## WHAT THE TASK REQUIRES
Render the following material again verbatim, leaving nothing out.

## STORED DATA
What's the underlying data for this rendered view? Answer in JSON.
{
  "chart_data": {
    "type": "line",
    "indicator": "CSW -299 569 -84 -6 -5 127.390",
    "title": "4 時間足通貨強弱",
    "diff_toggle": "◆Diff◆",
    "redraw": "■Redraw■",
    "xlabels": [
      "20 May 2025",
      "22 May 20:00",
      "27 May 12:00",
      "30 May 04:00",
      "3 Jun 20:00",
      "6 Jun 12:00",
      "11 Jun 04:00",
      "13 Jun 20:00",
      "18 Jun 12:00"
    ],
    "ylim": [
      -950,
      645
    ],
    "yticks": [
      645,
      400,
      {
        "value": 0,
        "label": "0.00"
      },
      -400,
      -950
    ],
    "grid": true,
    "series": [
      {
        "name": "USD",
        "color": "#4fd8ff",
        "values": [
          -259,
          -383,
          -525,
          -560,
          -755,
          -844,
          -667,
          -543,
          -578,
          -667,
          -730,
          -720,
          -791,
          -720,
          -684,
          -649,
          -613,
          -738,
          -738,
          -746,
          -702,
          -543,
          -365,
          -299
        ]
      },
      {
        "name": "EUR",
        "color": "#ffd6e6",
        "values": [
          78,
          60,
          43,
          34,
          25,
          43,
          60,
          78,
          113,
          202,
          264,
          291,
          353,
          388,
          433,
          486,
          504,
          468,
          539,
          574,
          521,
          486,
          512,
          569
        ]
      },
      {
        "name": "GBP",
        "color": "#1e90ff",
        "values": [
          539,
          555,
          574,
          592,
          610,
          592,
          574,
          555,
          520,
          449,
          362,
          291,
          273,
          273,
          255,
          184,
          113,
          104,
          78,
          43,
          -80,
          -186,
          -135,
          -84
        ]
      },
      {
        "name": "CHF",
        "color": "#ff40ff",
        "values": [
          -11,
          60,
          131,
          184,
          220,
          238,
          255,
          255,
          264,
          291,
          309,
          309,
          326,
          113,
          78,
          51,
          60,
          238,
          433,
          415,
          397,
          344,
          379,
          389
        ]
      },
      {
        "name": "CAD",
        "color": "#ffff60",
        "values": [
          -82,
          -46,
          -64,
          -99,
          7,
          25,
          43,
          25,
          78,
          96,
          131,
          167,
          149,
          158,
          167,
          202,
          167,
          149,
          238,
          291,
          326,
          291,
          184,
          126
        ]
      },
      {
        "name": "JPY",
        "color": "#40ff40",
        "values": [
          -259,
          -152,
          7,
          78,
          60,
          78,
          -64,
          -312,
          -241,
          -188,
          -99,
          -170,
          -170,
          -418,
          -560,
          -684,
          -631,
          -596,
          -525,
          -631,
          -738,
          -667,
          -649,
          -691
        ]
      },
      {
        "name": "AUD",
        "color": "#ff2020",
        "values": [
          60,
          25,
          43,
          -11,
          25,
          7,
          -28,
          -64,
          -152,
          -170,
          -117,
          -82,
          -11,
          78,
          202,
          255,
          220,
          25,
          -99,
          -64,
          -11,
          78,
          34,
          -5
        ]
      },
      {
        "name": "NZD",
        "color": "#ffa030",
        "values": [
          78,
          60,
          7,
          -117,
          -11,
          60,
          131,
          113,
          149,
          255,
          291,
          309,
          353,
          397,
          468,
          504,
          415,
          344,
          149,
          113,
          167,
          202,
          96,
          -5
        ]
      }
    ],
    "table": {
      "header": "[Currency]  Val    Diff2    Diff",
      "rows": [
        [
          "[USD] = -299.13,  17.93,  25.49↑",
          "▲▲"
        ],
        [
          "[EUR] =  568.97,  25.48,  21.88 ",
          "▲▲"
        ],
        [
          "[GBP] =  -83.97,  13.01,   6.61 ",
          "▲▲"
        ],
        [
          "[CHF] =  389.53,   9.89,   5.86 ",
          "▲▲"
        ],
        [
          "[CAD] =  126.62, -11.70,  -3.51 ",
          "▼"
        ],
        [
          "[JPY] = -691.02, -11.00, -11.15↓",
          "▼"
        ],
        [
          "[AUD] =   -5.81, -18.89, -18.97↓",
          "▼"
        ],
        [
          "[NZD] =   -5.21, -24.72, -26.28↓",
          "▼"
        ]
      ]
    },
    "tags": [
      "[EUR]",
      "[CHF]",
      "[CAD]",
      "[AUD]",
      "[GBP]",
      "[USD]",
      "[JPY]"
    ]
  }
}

## ANSWER TO THE PROBLEM
What's the underlying data for this rendered view? Answer in JSON.
{
  "chart_data": {
    "type": "line",
    "indicator": "CSW -299 569 -84 -6 -5 127.390",
    "title": "4 時間足通貨強弱",
    "diff_toggle": "◆Diff◆",
    "redraw": "■Redraw■",
    "xlabels": [
      "20 May 2025",
      "22 May 20:00",
      "27 May 12:00",
      "30 May 04:00",
      "3 Jun 20:00",
      "6 Jun 12:00",
      "11 Jun 04:00",
      "13 Jun 20:00",
      "18 Jun 12:00"
    ],
    "ylim": [
      -950,
      645
    ],
    "yticks": [
      645,
      400,
      {
        "value": 0,
        "label": "0.00"
      },
      -400,
      -950
    ],
    "grid": true,
    "series": [
      {
        "name": "USD",
        "color": "#4fd8ff",
        "values": [
          -259,
          -383,
          -525,
          -560,
          -755,
          -844,
          -667,
          -543,
          -578,
          -667,
          -730,
          -720,
          -791,
          -720,
          -684,
          -649,
          -613,
          -738,
          -738,
          -746,
          -702,
          -543,
          -365,
          -299
        ]
      },
      {
        "name": "EUR",
        "color": "#ffd6e6",
        "values": [
          78,
          60,
          43,
          34,
          25,
          43,
          60,
          78,
          113,
          202,
          264,
          291,
          353,
          388,
          433,
          486,
          504,
          468,
          539,
          574,
          521,
          486,
          512,
          569
        ]
      },
      {
        "name": "GBP",
        "color": "#1e90ff",
        "values": [
          539,
          555,
          574,
          592,
          610,
          592,
          574,
          555,
          520,
          449,
          362,
          291,
          273,
          273,
          255,
          184,
          113,
          104,
          78,
          43,
          -80,
          -186,
          -135,
          -84
        ]
      },
      {
        "name": "CHF",
        "color": "#ff40ff",
        "values": [
          -11,
          60,
          131,
          184,
          220,
          238,
          255,
          255,
          264,
          291,
          309,
          309,
          326,
          113,
          78,
          51,
          60,
          238,
          433,
          415,
          397,
          344,
          379,
          389
        ]
      },
      {
        "name": "CAD",
        "color": "#ffff60",
        "values": [
          -82,
          -46,
          -64,
          -99,
          7,
          25,
          43,
          25,
          78,
          96,
          131,
          167,
          149,
          158,
          167,
          202,
          167,
          149,
          238,
          291,
          326,
          291,
          184,
          126
        ]
      },
      {
        "name": "JPY",
        "color": "#40ff40",
        "values": [
          -259,
          -152,
          7,
          78,
          60,
          78,
          -64,
          -312,
          -241,
          -188,
          -99,
          -170,
          -170,
          -418,
          -560,
          -684,
          -631,
          -596,
          -525,
          -631,
          -738,
          -667,
          -649,
          -691
        ]
      },
      {
        "name": "AUD",
        "color": "#ff2020",
        "values": [
          60,
          25,
          43,
          -11,
          25,
          7,
          -28,
          -64,
          -152,
          -170,
          -117,
          -82,
          -11,
          78,
          202,
          255,
          220,
          25,
          -99,
          -64,
          -11,
          78,
          34,
          -5
        ]
      },
      {
        "name": "NZD",
        "color": "#ffa030",
        "values": [
          78,
          60,
          7,
          -117,
          -11,
          60,
          131,
          113,
          149,
          255,
          291,
          309,
          353,
          397,
          468,
          504,
          415,
          344,
          149,
          113,
          167,
          202,
          96,
          -5
        ]
      }
    ],
    "table": {
      "header": "[Currency]  Val    Diff2    Diff",
      "rows": [
        [
          "[USD] = -299.13,  17.93,  25.49↑",
          "▲▲"
        ],
        [
          "[EUR] =  568.97,  25.48,  21.88 ",
          "▲▲"
        ],
        [
          "[GBP] =  -83.97,  13.01,   6.61 ",
          "▲▲"
        ],
        [
          "[CHF] =  389.53,   9.89,   5.86 ",
          "▲▲"
        ],
        [
          "[CAD] =  126.62, -11.70,  -3.51 ",
          "▼"
        ],
        [
          "[JPY] = -691.02, -11.00, -11.15↓",
          "▼"
        ],
        [
          "[AUD] =   -5.81, -18.89, -18.97↓",
          "▼"
        ],
        [
          "[NZD] =   -5.21, -24.72, -26.28↓",
          "▼"
        ]
      ]
    },
    "tags": [
      "[EUR]",
      "[CHF]",
      "[CAD]",
      "[AUD]",
      "[GBP]",
      "[USD]",
      "[JPY]"
    ]
  }
}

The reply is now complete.